Stated exercise: Repeat the listing in full, word for word.

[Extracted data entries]

+ + + + +

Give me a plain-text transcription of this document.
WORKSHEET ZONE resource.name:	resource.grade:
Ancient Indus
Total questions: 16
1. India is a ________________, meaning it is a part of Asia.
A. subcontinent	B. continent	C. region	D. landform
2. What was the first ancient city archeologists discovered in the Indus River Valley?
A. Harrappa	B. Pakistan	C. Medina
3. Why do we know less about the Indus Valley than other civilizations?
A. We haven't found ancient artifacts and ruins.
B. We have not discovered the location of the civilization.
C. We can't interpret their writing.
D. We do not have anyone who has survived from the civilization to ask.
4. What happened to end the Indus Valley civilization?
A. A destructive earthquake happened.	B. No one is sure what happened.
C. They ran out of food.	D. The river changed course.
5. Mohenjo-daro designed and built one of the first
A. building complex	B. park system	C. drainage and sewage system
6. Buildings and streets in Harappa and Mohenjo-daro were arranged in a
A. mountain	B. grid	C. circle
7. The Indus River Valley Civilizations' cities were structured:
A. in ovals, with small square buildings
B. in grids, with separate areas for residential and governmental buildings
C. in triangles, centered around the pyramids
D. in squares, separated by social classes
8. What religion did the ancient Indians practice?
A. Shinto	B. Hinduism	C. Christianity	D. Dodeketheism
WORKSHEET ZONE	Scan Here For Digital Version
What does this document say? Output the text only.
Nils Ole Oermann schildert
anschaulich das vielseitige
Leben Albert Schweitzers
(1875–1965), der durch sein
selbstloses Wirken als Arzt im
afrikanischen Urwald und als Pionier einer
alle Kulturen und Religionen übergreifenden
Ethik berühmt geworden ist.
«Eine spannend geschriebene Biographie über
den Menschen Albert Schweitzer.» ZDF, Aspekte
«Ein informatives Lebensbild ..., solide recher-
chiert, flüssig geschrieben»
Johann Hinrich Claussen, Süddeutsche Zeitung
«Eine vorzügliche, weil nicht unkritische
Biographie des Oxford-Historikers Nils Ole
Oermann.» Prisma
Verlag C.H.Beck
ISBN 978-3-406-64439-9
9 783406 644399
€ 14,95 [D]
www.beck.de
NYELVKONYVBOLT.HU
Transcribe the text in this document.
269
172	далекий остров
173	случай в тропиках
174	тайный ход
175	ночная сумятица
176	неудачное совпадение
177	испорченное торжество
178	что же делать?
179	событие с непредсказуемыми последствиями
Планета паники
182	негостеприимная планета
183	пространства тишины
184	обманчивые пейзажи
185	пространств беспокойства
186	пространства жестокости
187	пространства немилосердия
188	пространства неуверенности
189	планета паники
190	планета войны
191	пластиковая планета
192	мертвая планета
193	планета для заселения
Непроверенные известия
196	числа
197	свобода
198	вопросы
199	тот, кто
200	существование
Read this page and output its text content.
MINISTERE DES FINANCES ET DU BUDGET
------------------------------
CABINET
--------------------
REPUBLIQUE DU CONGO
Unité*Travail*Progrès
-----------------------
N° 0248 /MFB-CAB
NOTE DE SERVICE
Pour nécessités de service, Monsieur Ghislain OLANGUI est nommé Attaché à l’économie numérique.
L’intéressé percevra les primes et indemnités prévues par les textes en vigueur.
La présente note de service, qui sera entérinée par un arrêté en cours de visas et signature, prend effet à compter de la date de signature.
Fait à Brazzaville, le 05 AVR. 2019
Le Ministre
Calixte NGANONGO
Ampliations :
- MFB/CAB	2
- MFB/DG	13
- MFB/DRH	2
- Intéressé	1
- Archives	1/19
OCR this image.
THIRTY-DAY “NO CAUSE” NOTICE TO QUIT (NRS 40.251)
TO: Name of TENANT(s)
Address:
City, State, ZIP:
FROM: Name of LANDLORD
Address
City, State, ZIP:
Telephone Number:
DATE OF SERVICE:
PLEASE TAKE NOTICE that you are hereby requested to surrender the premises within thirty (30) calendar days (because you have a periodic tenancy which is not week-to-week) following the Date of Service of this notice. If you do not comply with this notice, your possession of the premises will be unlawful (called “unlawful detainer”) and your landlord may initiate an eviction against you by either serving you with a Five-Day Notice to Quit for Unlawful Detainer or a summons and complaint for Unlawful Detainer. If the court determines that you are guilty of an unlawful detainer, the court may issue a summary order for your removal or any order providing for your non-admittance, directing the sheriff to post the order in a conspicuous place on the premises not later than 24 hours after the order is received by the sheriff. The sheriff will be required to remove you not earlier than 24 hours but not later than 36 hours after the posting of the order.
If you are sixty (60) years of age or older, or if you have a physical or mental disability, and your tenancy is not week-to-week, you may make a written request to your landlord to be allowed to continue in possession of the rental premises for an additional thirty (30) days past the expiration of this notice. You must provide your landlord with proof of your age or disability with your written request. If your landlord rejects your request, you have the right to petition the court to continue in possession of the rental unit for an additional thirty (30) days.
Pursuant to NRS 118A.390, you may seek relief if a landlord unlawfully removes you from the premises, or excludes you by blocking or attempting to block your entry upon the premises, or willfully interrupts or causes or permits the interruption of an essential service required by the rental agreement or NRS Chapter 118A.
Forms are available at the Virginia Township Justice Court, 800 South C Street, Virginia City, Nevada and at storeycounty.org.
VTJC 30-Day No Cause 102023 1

+ + + + +

Problem solution:
Give me a plain-text transcription of this document.
WORKSHEET ZONE resource.name:	resource.grade:
Ancient Indus
Total questions: 16
1. India is a ________________, meaning it is a part of Asia.
A. subcontinent	B. continent	C. region	D. landform
2. What was the first ancient city archeologists discovered in the Indus River Valley?
A. Harrappa	B. Pakistan	C. Medina
3. Why do we know less about the Indus Valley than other civilizations?
A. We haven't found ancient artifacts and ruins.
B. We have not discovered the location of the civilization.
C. We can't interpret their writing.
D. We do not have anyone who has survived from the civilization to ask.
4. What happened to end the Indus Valley civilization?
A. A destructive earthquake happened.	B. No one is sure what happened.
C. They ran out of food.	D. The river changed course.
5. Mohenjo-daro designed and built one of the first
A. building complex	B. park system	C. drainage and sewage system
6. Buildings and streets in Harappa and Mohenjo-daro were arranged in a
A. mountain	B. grid	C. circle
7. The Indus River Valley Civilizations' cities were structured:
A. in ovals, with small square buildings
B. in grids, with separate areas for residential and governmental buildings
C. in triangles, centered around the pyramids
D. in squares, separated by social classes
8. What religion did the ancient Indians practice?
A. Shinto	B. Hinduism	C. Christianity	D. Dodeketheism
WORKSHEET ZONE	Scan Here For Digital Version
What does this document say? Output the text only.
Nils Ole Oermann schildert
anschaulich das vielseitige
Leben Albert Schweitzers
(1875–1965), der durch sein
selbstloses Wirken als Arzt im
afrikanischen Urwald und als Pionier einer
alle Kulturen und Religionen übergreifenden
Ethik berühmt geworden ist.
«Eine spannend geschriebene Biographie über
den Menschen Albert Schweitzer.» ZDF, Aspekte
«Ein informatives Lebensbild ..., solide recher-
chiert, flüssig geschrieben»
Johann Hinrich Claussen, Süddeutsche Zeitung
«Eine vorzügliche, weil nicht unkritische
Biographie des Oxford-Historikers Nils Ole
Oermann.» Prisma
Verlag C.H.Beck
ISBN 978-3-406-64439-9
9 783406 644399
€ 14,95 [D]
www.beck.de
NYELVKONYVBOLT.HU
Transcribe the text in this document.
269
172	далекий остров
173	случай в тропиках
174	тайный ход
175	ночная сумятица
176	неудачное совпадение
177	испорченное торжество
178	что же делать?
179	событие с непредсказуемыми последствиями
Планета паники
182	негостеприимная планета
183	пространства тишины
184	обманчивые пейзажи
185	пространств беспокойства
186	пространства жестокости
187	пространства немилосердия
188	пространства неуверенности
189	планета паники
190	планета войны
191	пластиковая планета
192	мертвая планета
193	планета для заселения
Непроверенные известия
196	числа
197	свобода
198	вопросы
199	тот, кто
200	существование
Read this page and output its text content.
MINISTERE DES FINANCES ET DU BUDGET
------------------------------
CABINET
--------------------
REPUBLIQUE DU CONGO
Unité*Travail*Progrès
-----------------------
N° 0248 /MFB-CAB
NOTE DE SERVICE
Pour nécessités de service, Monsieur Ghislain OLANGUI est nommé Attaché à l’économie numérique.
L’intéressé percevra les primes et indemnités prévues par les textes en vigueur.
La présente note de service, qui sera entérinée par un arrêté en cours de visas et signature, prend effet à compter de la date de signature.
Fait à Brazzaville, le 05 AVR. 2019
Le Ministre
Calixte NGANONGO
Ampliations :
- MFB/CAB	2
- MFB/DG	13
- MFB/DRH	2
- Intéressé	1
- Archives	1/19
OCR this image.
THIRTY-DAY “NO CAUSE” NOTICE TO QUIT (NRS 40.251)
TO: Name of TENANT(s)
Address:
City, State, ZIP:
FROM: Name of LANDLORD
Address
City, State, ZIP:
Telephone Number:
DATE OF SERVICE:
PLEASE TAKE NOTICE that you are hereby requested to surrender the premises within thirty (30) calendar days (because you have a periodic tenancy which is not week-to-week) following the Date of Service of this notice. If you do not comply with this notice, your possession of the premises will be unlawful (called “unlawful detainer”) and your landlord may initiate an eviction against you by either serving you with a Five-Day Notice to Quit for Unlawful Detainer or a summons and complaint for Unlawful Detainer. If the court determines that you are guilty of an unlawful detainer, the court may issue a summary order for your removal or any order providing for your non-admittance, directing the sheriff to post the order in a conspicuous place on the premises not later than 24 hours after the order is received by the sheriff. The sheriff will be required to remove you not earlier than 24 hours but not later than 36 hours after the posting of the order.
If you are sixty (60) years of age or older, or if you have a physical or mental disability, and your tenancy is not week-to-week, you may make a written request to your landlord to be allowed to continue in possession of the rental premises for an additional thirty (30) days past the expiration of this notice. You must provide your landlord with proof of your age or disability with your written request. If your landlord rejects your request, you have the right to petition the court to continue in possession of the rental unit for an additional thirty (30) days.
Pursuant to NRS 118A.390, you may seek relief if a landlord unlawfully removes you from the premises, or excludes you by blocking or attempting to block your entry upon the premises, or willfully interrupts or causes or permits the interruption of an essential service required by the rental agreement or NRS Chapter 118A.
Forms are available at the Virginia Township Justice Court, 800 South C Street, Virginia City, Nevada and at storeycounty.org.
VTJC 30-Day No Cause 102023 1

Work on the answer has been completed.